§ **WHAT THE TASK REQUIRES**:
Every entry needs to be printed exactly, please.

§ **Extracts from a graphics dataset**:

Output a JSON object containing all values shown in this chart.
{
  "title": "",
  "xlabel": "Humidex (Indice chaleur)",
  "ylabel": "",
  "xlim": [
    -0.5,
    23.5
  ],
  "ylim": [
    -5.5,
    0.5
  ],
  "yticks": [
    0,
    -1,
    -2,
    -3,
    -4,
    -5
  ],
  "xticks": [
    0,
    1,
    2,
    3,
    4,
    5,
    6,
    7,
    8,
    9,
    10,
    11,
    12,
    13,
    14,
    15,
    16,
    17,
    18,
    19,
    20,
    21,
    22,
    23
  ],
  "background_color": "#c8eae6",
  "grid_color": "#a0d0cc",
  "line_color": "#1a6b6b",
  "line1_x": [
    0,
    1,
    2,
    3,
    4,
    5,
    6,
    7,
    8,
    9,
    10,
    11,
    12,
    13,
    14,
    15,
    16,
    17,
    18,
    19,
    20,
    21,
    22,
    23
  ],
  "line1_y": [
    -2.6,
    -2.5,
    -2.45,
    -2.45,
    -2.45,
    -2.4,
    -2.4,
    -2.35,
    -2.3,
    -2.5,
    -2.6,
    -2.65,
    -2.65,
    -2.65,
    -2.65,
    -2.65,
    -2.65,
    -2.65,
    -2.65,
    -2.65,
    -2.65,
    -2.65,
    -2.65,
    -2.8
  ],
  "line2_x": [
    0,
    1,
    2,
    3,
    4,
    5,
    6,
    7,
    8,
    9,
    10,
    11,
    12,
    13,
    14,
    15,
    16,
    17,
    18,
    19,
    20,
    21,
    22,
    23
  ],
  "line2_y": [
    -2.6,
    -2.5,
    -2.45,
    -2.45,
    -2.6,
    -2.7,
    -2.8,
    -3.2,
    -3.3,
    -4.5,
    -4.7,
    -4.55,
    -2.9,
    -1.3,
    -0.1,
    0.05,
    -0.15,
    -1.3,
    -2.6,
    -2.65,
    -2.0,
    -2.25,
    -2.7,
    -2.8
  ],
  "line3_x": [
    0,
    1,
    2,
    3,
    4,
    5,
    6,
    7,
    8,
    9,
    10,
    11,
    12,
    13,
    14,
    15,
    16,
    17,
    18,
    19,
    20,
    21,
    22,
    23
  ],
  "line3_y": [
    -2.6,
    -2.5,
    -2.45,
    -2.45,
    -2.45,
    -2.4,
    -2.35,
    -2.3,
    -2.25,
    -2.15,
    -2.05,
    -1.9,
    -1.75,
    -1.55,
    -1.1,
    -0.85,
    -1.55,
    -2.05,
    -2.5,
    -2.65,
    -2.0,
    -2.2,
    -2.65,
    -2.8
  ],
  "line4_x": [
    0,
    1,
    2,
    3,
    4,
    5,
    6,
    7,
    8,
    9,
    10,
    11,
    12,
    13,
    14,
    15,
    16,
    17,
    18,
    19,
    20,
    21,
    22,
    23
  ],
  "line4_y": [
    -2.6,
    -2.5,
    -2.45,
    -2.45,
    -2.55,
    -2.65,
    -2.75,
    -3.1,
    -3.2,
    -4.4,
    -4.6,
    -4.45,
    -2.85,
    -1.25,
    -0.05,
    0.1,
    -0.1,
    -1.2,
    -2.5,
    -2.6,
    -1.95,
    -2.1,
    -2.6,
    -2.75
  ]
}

§ **EXERCISE OUTPUT**:
Output a JSON object containing all values shown in this chart.
{
  "title": "",
  "xlabel": "Humidex (Indice chaleur)",
  "ylabel": "",
  "xlim": [
    -0.5,
    23.5
  ],
  "ylim": [
    -5.5,
    0.5
  ],
  "yticks": [
    0,
    -1,
    -2,
    -3,
    -4,
    -5
  ],
  "xticks": [
    0,
    1,
    2,
    3,
    4,
    5,
    6,
    7,
    8,
    9,
    10,
    11,
    12,
    13,
    14,
    15,
    16,
    17,
    18,
    19,
    20,
    21,
    22,
    23
  ],
  "background_color": "#c8eae6",
  "grid_color": "#a0d0cc",
  "line_color": "#1a6b6b",
  "line1_x": [
    0,
    1,
    2,
    3,
    4,
    5,
    6,
    7,
    8,
    9,
    10,
    11,
    12,
    13,
    14,
    15,
    16,
    17,
    18,
    19,
    20,
    21,
    22,
    23
  ],
  "line1_y": [
    -2.6,
    -2.5,
    -2.45,
    -2.45,
    -2.45,
    -2.4,
    -2.4,
    -2.35,
    -2.3,
    -2.5,
    -2.6,
    -2.65,
    -2.65,
    -2.65,
    -2.65,
    -2.65,
    -2.65,
    -2.65,
    -2.65,
    -2.65,
    -2.65,
    -2.65,
    -2.65,
    -2.8
  ],
  "line2_x": [
    0,
    1,
    2,
    3,
    4,
    5,
    6,
    7,
    8,
    9,
    10,
    11,
    12,
    13,
    14,
    15,
    16,
    17,
    18,
    19,
    20,
    21,
    22,
    23
  ],
  "line2_y": [
    -2.6,
    -2.5,
    -2.45,
    -2.45,
    -2.6,
    -2.7,
    -2.8,
    -3.2,
    -3.3,
    -4.5,
    -4.7,
    -4.55,
    -2.9,
    -1.3,
    -0.1,
    0.05,
    -0.15,
    -1.3,
    -2.6,
    -2.65,
    -2.0,
    -2.25,
    -2.7,
    -2.8
  ],
  "line3_x": [
    0,
    1,
    2,
    3,
    4,
    5,
    6,
    7,
    8,
    9,
    10,
    11,
    12,
    13,
    14,
    15,
    16,
    17,
    18,
    19,
    20,
    21,
    22,
    23
  ],
  "line3_y": [
    -2.6,
    -2.5,
    -2.45,
    -2.45,
    -2.45,
    -2.4,
    -2.35,
    -2.3,
    -2.25,
    -2.15,
    -2.05,
    -1.9,
    -1.75,
    -1.55,
    -1.1,
    -0.85,
    -1.55,
    -2.05,
    -2.5,
    -2.65,
    -2.0,
    -2.2,
    -2.65,
    -2.8
  ],
  "line4_x": [
    0,
    1,
    2,
    3,
    4,
    5,
    6,
    7,
    8,
    9,
    10,
    11,
    12,
    13,
    14,
    15,
    16,
    17,
    18,
    19,
    20,
    21,
    22,
    23
  ],
  "line4_y": [
    -2.6,
    -2.5,
    -2.45,
    -2.45,
    -2.55,
    -2.65,
    -2.75,
    -3.1,
    -3.2,
    -4.4,
    -4.6,
    -4.45,
    -2.85,
    -1.25,
    -0.05,
    0.1,
    -0.1,
    -1.2,
    -2.5,
    -2.6,
    -1.95,
    -2.1,
    -2.6,
    -2.75
  ]
}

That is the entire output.